**Textabschnitt**
★ ★ ★ ★ ★ ★ ★
Auf diesem Buchcover werden vier junge Männer portraitiert. Sie blicken mit neutralem Blick in die Kamera. Im Hintergrund der Fotos sind Gitter vor den Fenstern zu sehen. Ein fünftes Bild zeigt einen langen Gefängnisflur mit sterilem Licht und den aneinandergereihten Zelltüren. Mittig auf der rechten Seite steht in grüner Schrift groß der Titel und etwas kleiner darunter der Untertitel. All dies auf blauem Grund.
Buchautor_innen
Klaus Jünschke/Jörg Hauenstein/Christiane Ensslin
Buchtitel
Pop Shop
Buchuntertitel
Gespräche mit Jugendlichen in Haft

Junge Menschen in Haft erhalten Raum, von sich zu erzählen und werden als Menschen in all ihren Widersprüchen erfahrbar.

Leider ist das Buch vergriffen und nur noch antiquarisch erhältlich. Bedauerlich, denn sein Konzept, nahezu ausschließlich die eingesperrten jungen Menschen zu Wort kommen zu lassen, bietet eine seltene Perspektive. Und sie erzählen reichlich: von ihrer Vergangenheit, ihrer Herkunft, ihren sozialen Beziehungen, ihren Taten und natürlich über ihre Haft. Sie schildern ihren Alltag und die Abläufe, berichten von Schwierigkeiten und besseren Momenten und erzählen von ihren Bedürfnissen, Träumen und Hoffnungen. Den Rahmen bot ihnen eine wöchentlich stattfindende Erzählwerkstatt in der JVA Köln, in der die jungen Menschen gemeinsam mit den Autor*innen und einem Fotografen in Gesprächen die Grundlage für das Buch schufen. Der Titel entstammt ihrem Wunsch. Pop Shop bezieht sich auf die gleichnamige Musiksendung aus den 1970er Jahren, die immer dann zu sehen war, wenn in den Gefängnissen die Zellen verschlossen wurden. Nun werden Freizeitsperren für die Gefangenen so bezeichnet, wenn sie sich nicht ordnungsgemäß verhalten haben.
★ ★ ★ ★ ★ ★ ★
[Einige Einträge]

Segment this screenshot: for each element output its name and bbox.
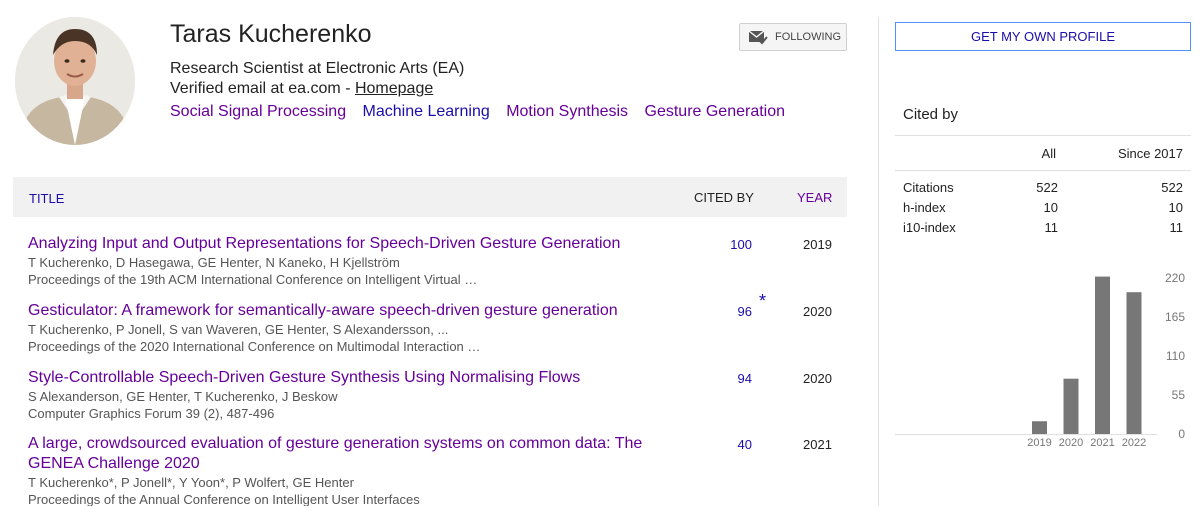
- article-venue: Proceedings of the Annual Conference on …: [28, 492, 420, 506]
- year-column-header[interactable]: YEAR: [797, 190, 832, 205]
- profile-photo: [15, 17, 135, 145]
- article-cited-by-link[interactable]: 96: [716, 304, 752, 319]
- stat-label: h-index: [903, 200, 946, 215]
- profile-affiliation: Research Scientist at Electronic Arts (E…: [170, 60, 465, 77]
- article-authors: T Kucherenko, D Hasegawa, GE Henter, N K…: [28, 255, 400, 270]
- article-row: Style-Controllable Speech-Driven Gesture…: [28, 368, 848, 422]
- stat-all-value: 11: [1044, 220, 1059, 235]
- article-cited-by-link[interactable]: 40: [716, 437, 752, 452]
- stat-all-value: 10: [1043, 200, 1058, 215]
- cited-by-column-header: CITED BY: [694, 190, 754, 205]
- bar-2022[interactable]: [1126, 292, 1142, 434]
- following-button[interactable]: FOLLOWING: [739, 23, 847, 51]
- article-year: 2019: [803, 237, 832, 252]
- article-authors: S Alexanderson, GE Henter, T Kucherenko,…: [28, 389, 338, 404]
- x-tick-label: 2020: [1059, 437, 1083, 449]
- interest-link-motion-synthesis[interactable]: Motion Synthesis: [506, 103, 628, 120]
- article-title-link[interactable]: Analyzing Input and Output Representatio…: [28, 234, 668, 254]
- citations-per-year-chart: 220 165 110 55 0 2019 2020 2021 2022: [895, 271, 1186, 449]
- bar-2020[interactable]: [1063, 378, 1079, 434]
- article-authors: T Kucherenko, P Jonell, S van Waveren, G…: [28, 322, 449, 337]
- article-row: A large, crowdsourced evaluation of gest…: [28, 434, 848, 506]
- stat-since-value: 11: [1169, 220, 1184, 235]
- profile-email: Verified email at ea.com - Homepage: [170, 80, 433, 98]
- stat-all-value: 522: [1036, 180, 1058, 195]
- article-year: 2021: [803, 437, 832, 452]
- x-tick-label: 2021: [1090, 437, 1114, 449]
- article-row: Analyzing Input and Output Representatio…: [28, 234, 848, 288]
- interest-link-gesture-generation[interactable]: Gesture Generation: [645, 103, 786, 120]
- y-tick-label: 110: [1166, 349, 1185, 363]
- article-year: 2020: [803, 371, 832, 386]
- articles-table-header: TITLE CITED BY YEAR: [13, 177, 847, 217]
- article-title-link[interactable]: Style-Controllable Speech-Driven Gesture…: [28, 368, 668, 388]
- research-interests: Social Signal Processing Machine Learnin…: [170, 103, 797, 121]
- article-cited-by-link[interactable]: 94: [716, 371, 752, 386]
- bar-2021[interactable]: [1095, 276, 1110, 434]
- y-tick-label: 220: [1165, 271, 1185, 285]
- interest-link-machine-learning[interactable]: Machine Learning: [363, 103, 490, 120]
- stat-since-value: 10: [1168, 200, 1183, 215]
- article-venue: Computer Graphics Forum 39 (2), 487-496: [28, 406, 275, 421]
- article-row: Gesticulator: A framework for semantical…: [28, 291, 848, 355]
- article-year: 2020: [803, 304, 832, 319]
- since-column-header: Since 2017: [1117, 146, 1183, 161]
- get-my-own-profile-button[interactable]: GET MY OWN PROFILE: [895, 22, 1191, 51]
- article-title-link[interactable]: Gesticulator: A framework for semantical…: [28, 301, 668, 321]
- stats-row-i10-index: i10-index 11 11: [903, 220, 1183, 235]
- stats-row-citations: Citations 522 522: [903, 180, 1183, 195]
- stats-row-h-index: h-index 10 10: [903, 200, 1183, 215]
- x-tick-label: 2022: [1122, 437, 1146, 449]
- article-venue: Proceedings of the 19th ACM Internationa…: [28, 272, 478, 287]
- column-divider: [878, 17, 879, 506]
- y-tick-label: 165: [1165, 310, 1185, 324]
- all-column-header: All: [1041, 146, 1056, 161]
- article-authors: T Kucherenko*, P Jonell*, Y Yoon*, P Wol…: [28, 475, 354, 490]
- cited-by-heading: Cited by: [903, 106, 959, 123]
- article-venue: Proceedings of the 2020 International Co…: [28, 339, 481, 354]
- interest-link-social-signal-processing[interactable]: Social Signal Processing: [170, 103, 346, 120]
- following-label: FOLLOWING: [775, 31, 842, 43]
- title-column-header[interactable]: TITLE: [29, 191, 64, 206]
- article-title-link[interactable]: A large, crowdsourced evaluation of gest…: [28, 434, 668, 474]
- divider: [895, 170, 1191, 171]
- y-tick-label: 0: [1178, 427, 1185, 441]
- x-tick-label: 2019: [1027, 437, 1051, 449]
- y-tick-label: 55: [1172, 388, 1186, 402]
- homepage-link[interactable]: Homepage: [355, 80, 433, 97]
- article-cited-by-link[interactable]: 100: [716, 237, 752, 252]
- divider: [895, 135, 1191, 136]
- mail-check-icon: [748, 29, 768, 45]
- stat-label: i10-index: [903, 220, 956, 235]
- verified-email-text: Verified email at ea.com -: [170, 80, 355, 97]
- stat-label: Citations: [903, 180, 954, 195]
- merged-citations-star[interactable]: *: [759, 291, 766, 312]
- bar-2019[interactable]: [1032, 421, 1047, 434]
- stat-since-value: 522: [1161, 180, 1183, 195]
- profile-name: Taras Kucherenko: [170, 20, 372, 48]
★ ★ ★ ★ ★ ★ ★
**Aufgabe 1**
In welcher Einrichtung fand laut der Buchvorstellung die wöchentliche Erzählwerkstatt statt?
**Aufgabe 2**
Schreiben Sie aus der Buchvorstellung den Abschnitt ab, der mit den Worten "Auf diesem Buchcover" beginnt, und hören Sie nach den Worten "ihren Widersprüchen erfahrbar." auf.
Stützen Sie sich ausschließlich auf die Buchvorstellung.

**Antwort 1**
In der JVA Köln.

**Antwort 2**
Auf diesem Buchcover werden vier junge Männer portraitiert. Sie blicken mit neutralem Blick in die Kamera. Im Hintergrund der Fotos sind Gitter vor den Fenstern zu sehen. Ein fünftes Bild zeigt einen langen Gefängnisflur mit sterilem Licht und den aneinandergereihten Zelltüren. Mittig auf der rechten Seite steht in grüner Schrift groß der Titel und etwas kleiner darunter der Untertitel. All dies auf blauem Grund.
Buchautor_innen
Klaus Jünschke/Jörg Hauenstein/Christiane Ensslin
Buchtitel
Pop Shop
Buchuntertitel
Gespräche mit Jugendlichen in Haft

Junge Menschen in Haft erhalten Raum, von sich zu erzählen und werden als Menschen in all ihren Widersprüchen erfahrbar.